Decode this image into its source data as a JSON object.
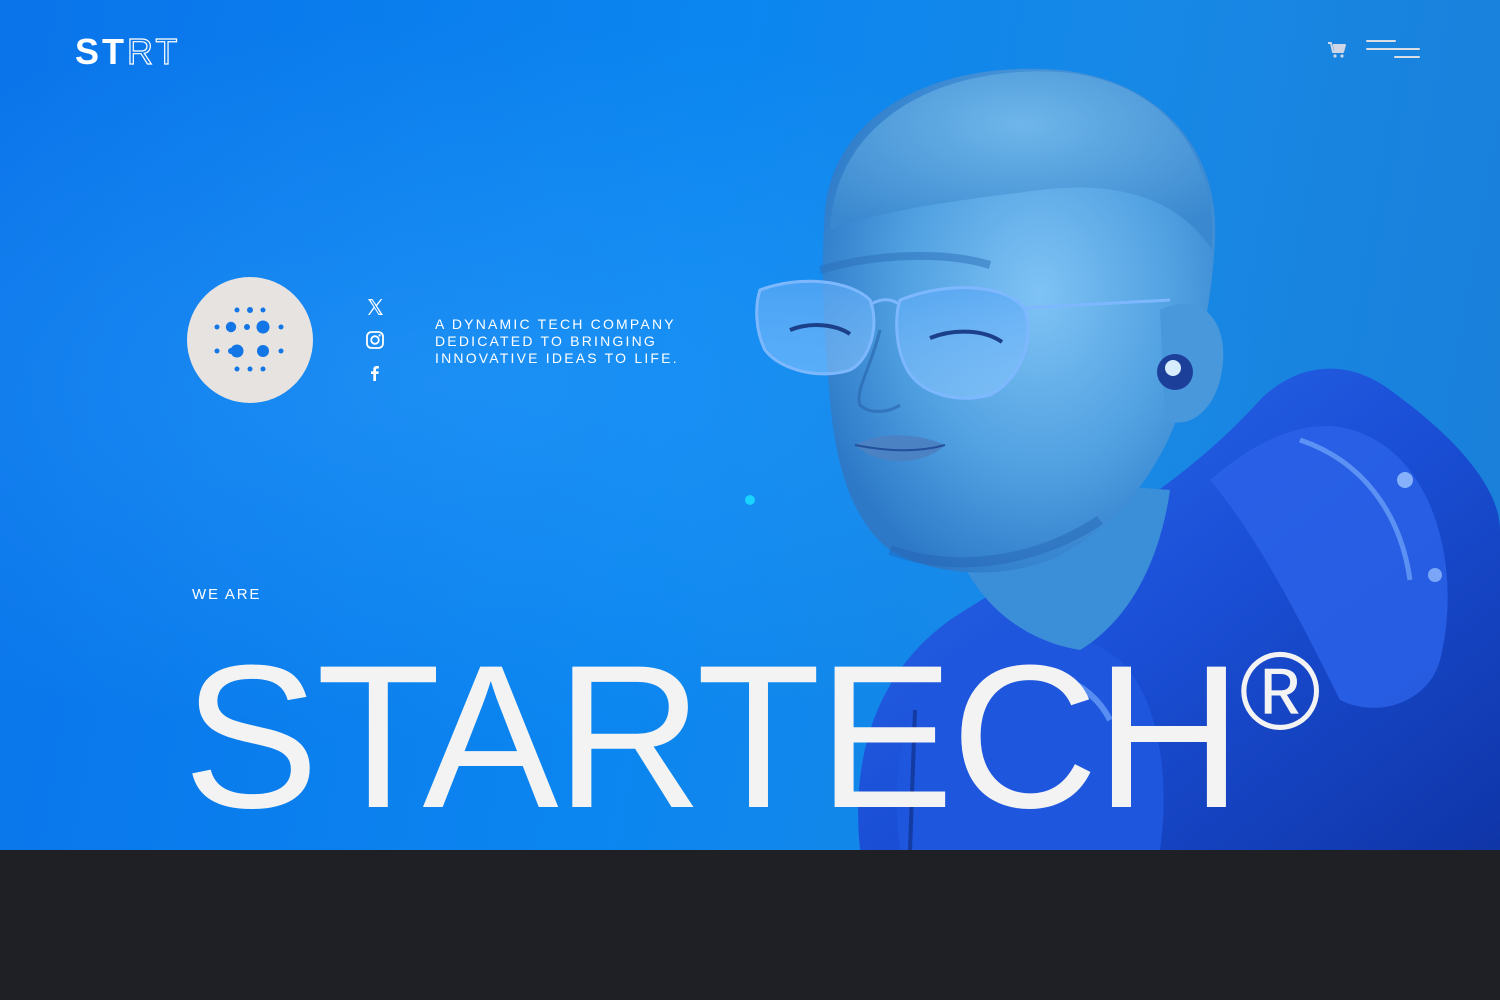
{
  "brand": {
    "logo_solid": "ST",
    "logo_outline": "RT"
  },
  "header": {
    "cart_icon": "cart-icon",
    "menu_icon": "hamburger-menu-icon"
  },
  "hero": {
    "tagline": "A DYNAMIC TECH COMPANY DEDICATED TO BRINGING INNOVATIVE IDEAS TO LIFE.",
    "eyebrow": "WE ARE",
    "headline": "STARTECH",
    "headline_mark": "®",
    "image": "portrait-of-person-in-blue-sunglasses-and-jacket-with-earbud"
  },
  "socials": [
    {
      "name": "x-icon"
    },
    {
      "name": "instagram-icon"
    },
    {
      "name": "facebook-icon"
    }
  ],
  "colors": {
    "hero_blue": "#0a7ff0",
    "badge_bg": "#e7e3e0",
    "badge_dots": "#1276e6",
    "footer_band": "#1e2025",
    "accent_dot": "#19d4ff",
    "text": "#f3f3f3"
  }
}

--------------------------------------------------

◆ Problem statement
Reproduce all of the entries word for word, skipping any pictures they hold.

◆ Result of this exercise
Decode this image into its source data as a JSON object.
{
  "brand": {
    "logo_solid": "ST",
    "logo_outline": "RT"
  },
  "header": {
    "cart_icon": "cart-icon",
    "menu_icon": "hamburger-menu-icon"
  },
  "hero": {
    "tagline": "A DYNAMIC TECH COMPANY DEDICATED TO BRINGING INNOVATIVE IDEAS TO LIFE.",
    "eyebrow": "WE ARE",
    "headline": "STARTECH",
    "headline_mark": "®",
    "image": "portrait-of-person-in-blue-sunglasses-and-jacket-with-earbud"
  },
  "socials": [
    {
      "name": "x-icon"
    },
    {
      "name": "instagram-icon"
    },
    {
      "name": "facebook-icon"
    }
  ],
  "colors": {
    "hero_blue": "#0a7ff0",
    "badge_bg": "#e7e3e0",
    "badge_dots": "#1276e6",
    "footer_band": "#1e2025",
    "accent_dot": "#19d4ff",
    "text": "#f3f3f3"
  }
}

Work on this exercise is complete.